◆ Set problem: From the line containing "Output a JSON" to the last line of the data below, copy everything exactly and nothing else; pictures stay out.

>> Begin Extracted material

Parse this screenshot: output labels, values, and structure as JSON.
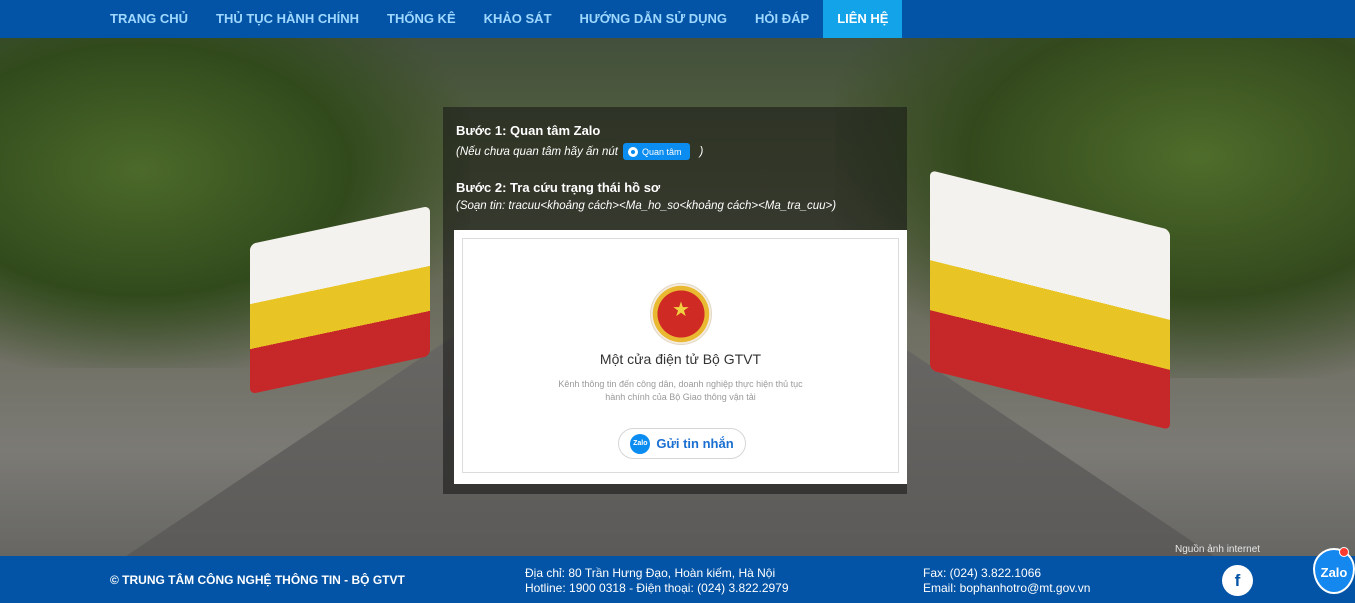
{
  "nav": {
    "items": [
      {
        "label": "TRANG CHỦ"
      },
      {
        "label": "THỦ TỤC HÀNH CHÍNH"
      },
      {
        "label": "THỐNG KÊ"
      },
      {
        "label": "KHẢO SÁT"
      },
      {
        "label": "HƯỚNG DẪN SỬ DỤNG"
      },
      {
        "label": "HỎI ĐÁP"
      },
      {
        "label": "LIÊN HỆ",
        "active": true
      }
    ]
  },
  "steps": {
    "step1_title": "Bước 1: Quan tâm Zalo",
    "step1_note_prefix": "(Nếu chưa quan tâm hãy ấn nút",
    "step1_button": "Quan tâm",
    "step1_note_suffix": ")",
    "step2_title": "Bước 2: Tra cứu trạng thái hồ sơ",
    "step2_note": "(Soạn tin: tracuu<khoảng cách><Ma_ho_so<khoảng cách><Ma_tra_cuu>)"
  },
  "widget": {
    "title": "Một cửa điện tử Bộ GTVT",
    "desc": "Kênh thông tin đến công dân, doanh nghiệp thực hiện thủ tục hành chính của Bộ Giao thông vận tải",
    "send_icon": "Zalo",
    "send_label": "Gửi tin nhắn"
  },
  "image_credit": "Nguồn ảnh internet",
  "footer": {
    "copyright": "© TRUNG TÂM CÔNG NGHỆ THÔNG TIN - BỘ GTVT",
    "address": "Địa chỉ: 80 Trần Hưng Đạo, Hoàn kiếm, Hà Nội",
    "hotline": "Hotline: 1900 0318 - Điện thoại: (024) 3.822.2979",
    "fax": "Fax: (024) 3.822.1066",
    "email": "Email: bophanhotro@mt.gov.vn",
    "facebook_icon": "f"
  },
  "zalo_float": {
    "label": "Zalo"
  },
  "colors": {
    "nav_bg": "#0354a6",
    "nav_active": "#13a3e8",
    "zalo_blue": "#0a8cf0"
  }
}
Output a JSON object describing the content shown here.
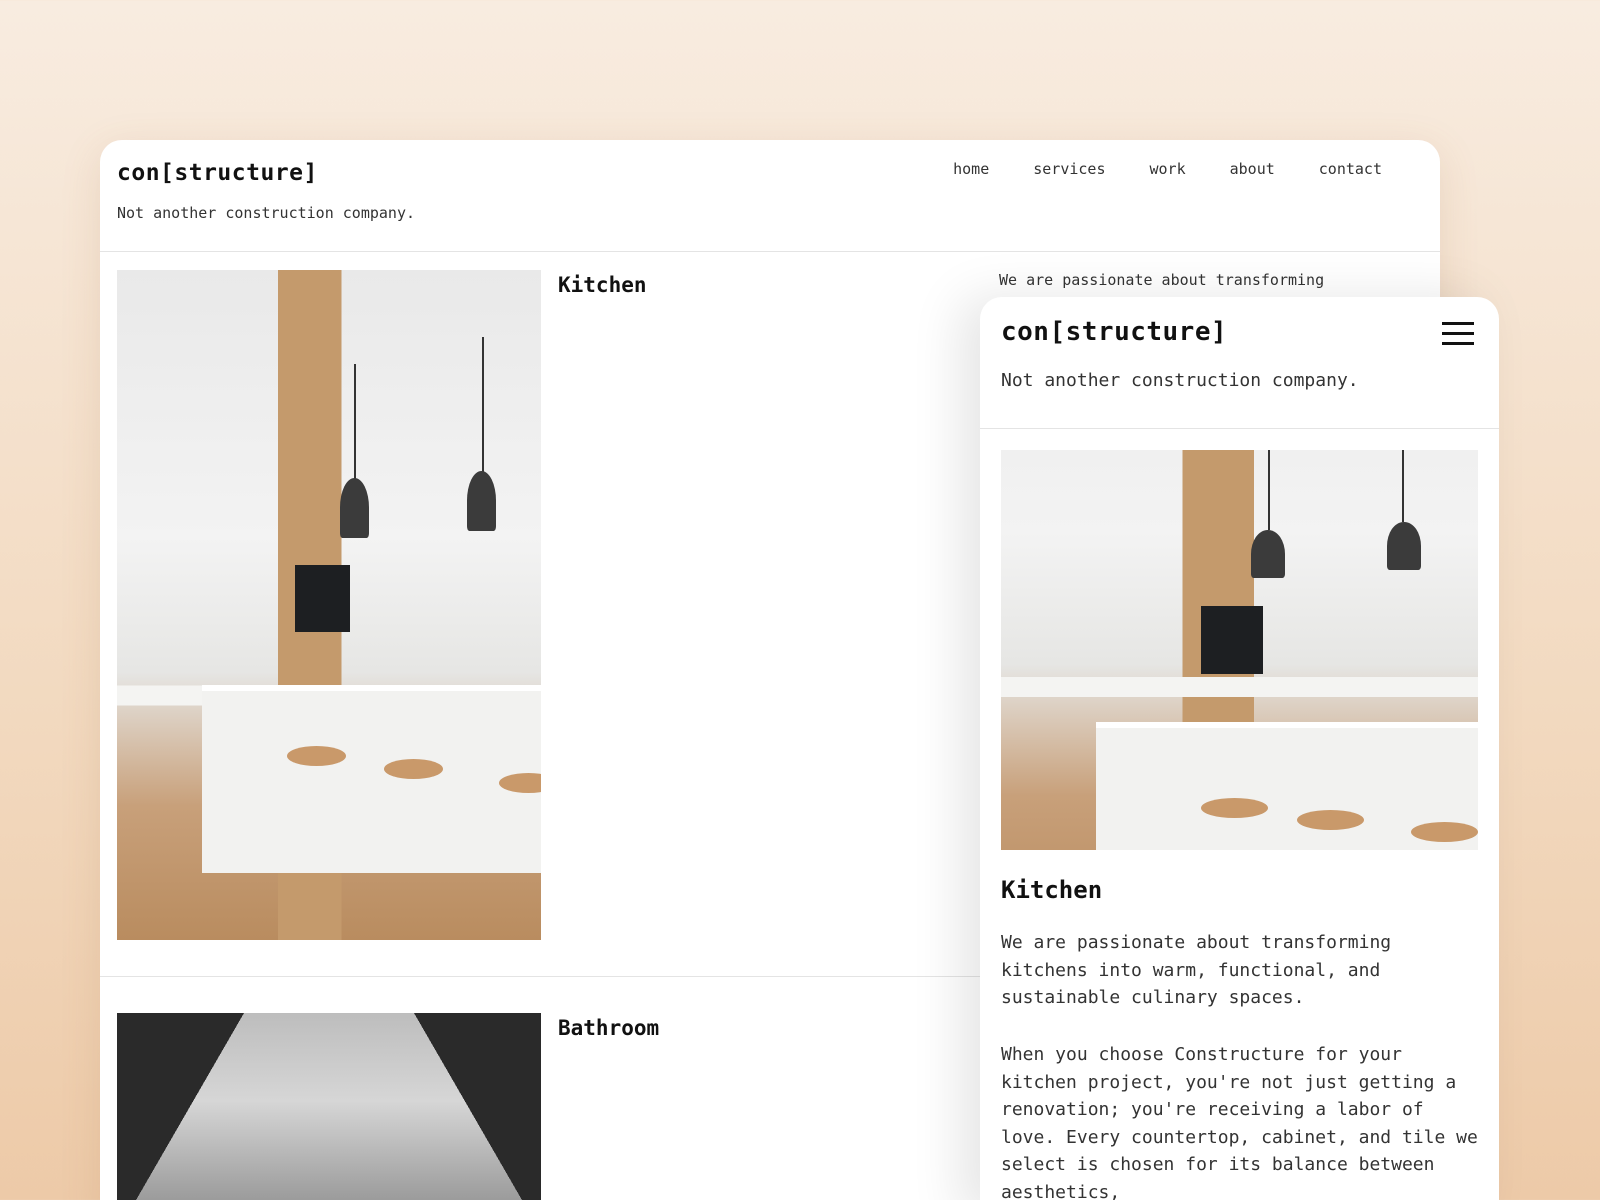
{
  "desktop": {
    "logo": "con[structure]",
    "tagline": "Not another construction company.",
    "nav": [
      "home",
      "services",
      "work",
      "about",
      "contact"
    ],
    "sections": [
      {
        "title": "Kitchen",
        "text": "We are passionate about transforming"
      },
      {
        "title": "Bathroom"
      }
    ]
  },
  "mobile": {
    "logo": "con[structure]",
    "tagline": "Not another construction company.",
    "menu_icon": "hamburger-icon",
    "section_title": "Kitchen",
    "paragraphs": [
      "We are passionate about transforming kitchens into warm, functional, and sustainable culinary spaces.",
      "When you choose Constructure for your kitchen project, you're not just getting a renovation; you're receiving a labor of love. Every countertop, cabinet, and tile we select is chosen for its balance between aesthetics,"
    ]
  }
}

>> End Extracted material

◆ Output of the task:
Output a JSON object describing the content shown here.
{
  "desktop": {
    "logo": "con[structure]",
    "tagline": "Not another construction company.",
    "nav": [
      "home",
      "services",
      "work",
      "about",
      "contact"
    ],
    "sections": [
      {
        "title": "Kitchen",
        "text": "We are passionate about transforming"
      },
      {
        "title": "Bathroom"
      }
    ]
  },
  "mobile": {
    "logo": "con[structure]",
    "tagline": "Not another construction company.",
    "menu_icon": "hamburger-icon",
    "section_title": "Kitchen",
    "paragraphs": [
      "We are passionate about transforming kitchens into warm, functional, and sustainable culinary spaces.",
      "When you choose Constructure for your kitchen project, you're not just getting a renovation; you're receiving a labor of love. Every countertop, cabinet, and tile we select is chosen for its balance between aesthetics,"
    ]
  }
}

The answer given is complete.